=== Goal ===
Among the lines below, list those containing the string "بلغكم".
======== Dataset rows
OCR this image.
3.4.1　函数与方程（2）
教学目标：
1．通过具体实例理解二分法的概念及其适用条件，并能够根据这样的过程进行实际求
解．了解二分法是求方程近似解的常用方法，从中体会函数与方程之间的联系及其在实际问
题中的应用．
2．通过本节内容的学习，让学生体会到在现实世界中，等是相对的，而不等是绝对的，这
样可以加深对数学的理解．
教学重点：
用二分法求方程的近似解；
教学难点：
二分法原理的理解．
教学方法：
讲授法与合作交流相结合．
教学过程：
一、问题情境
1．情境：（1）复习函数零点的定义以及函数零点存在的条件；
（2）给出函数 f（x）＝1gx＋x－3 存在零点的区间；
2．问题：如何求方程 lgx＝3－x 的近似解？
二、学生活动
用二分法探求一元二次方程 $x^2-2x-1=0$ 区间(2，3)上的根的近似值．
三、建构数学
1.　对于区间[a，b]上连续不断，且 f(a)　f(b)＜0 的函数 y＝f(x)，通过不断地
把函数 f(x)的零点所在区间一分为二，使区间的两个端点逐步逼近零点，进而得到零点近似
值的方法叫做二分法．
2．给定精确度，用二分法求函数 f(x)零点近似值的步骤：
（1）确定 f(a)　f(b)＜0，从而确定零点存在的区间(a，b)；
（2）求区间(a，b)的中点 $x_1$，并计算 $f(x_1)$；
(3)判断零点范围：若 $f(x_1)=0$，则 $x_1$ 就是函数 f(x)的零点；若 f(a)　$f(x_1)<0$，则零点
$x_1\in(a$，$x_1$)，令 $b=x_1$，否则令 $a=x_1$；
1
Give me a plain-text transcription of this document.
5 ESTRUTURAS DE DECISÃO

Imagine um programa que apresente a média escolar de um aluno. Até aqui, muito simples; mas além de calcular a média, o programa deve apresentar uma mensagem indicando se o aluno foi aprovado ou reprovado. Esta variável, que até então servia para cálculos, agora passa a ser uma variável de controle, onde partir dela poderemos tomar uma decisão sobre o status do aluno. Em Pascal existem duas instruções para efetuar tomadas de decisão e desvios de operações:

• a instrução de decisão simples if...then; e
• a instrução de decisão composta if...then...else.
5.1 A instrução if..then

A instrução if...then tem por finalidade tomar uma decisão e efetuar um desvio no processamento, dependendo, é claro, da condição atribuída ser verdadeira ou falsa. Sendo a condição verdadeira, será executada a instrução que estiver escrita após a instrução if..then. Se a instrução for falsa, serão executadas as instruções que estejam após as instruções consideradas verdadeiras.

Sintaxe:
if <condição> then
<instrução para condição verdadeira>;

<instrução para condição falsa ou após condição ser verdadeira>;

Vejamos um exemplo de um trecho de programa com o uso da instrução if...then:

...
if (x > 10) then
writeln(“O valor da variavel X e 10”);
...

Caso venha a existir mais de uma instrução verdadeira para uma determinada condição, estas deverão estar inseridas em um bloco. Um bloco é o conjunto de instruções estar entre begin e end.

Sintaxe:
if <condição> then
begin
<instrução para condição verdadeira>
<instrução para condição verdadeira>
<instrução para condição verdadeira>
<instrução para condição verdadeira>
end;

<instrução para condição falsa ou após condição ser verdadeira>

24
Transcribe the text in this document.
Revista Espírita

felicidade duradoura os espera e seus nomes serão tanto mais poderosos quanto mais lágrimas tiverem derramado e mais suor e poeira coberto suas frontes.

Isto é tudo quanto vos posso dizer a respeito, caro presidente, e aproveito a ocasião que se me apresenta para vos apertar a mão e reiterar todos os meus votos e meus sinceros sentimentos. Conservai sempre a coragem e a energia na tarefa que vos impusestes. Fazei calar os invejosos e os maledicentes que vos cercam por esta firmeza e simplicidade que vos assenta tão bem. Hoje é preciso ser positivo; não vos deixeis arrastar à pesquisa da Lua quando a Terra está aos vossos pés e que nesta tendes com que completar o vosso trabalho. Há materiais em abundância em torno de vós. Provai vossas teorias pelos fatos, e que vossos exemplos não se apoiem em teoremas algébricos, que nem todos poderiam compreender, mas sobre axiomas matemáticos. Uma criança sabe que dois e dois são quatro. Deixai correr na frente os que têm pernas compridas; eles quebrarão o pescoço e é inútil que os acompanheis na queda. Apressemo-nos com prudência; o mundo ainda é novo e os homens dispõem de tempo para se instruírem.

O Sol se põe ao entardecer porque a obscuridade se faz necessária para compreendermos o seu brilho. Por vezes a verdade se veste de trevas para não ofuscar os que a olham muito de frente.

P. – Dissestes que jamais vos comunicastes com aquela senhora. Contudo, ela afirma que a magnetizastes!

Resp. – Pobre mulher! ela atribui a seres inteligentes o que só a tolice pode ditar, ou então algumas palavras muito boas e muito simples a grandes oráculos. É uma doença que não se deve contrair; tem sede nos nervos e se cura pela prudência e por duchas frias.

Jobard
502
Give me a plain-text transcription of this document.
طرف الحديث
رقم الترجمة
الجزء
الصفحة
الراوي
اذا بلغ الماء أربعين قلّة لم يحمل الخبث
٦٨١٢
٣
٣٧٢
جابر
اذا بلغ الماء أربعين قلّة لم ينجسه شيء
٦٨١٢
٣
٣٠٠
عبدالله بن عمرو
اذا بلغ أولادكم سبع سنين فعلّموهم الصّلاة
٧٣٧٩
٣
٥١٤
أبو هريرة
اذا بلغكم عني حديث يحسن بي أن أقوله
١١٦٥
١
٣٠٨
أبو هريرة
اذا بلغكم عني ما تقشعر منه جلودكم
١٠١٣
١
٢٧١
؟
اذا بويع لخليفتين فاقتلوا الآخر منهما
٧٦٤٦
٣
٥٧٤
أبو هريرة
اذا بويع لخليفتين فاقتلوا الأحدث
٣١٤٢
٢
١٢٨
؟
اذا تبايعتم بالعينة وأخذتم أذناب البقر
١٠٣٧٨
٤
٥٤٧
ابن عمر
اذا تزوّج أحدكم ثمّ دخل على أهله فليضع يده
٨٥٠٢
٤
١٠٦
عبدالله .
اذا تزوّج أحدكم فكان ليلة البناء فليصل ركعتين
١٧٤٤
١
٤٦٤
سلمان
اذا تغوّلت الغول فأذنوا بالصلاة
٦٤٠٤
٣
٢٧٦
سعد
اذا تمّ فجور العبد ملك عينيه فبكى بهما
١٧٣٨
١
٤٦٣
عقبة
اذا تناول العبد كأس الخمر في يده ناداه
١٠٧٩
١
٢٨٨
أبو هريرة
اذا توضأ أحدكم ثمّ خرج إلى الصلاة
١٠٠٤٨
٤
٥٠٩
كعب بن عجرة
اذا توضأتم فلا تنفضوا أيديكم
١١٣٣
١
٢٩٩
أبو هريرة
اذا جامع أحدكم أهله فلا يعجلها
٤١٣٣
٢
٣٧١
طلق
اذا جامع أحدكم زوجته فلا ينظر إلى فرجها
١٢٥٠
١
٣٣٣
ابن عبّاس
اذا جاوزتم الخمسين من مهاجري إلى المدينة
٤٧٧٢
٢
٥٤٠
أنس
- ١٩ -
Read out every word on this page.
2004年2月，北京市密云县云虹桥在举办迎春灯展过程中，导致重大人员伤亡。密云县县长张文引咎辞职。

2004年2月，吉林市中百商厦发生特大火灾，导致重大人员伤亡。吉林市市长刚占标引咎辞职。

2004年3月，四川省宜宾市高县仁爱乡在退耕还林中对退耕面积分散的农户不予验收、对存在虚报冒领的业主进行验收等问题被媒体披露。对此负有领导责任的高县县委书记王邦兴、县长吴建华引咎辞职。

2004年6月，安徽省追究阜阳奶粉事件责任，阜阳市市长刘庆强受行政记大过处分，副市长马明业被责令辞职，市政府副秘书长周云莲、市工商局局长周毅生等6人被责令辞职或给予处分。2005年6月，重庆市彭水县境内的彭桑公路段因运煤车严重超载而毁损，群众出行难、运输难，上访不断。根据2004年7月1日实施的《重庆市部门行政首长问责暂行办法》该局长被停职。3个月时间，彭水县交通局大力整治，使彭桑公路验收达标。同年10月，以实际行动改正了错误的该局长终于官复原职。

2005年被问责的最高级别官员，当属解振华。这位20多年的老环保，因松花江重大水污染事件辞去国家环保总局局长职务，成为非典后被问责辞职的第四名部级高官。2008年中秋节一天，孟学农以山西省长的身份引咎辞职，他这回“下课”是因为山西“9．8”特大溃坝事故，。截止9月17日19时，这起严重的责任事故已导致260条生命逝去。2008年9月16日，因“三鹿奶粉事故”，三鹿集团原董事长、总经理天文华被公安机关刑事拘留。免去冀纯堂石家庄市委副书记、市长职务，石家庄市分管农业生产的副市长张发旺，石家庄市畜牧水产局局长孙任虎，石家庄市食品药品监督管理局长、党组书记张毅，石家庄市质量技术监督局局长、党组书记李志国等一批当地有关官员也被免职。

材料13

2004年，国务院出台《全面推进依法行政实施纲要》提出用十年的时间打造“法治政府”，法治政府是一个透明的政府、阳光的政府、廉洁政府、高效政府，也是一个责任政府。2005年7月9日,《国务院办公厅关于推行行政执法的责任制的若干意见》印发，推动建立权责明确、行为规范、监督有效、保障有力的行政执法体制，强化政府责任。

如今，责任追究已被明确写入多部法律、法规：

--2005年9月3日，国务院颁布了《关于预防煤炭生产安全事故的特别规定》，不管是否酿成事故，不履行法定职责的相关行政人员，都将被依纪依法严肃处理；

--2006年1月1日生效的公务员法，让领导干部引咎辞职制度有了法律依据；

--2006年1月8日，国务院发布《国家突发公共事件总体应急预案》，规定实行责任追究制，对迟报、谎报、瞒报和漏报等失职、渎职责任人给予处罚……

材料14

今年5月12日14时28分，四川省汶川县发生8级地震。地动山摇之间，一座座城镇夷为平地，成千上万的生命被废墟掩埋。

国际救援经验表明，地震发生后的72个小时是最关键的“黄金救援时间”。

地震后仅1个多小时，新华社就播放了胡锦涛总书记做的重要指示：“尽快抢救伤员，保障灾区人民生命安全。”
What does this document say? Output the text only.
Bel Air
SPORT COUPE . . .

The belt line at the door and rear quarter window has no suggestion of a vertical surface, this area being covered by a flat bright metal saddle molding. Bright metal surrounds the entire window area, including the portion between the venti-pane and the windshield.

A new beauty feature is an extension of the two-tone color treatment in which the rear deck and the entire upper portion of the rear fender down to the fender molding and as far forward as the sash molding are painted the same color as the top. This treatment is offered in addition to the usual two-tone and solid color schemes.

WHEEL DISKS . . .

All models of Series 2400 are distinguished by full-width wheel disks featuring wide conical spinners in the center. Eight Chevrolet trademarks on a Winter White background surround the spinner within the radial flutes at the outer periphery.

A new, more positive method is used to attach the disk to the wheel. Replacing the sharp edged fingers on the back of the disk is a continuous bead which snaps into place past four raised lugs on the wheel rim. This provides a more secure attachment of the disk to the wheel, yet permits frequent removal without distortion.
================
=== Complete output ===
اذا بلغكم عني حديث يحسن بي أن أقوله
اذا بلغكم عني ما تقشعر منه جلودكم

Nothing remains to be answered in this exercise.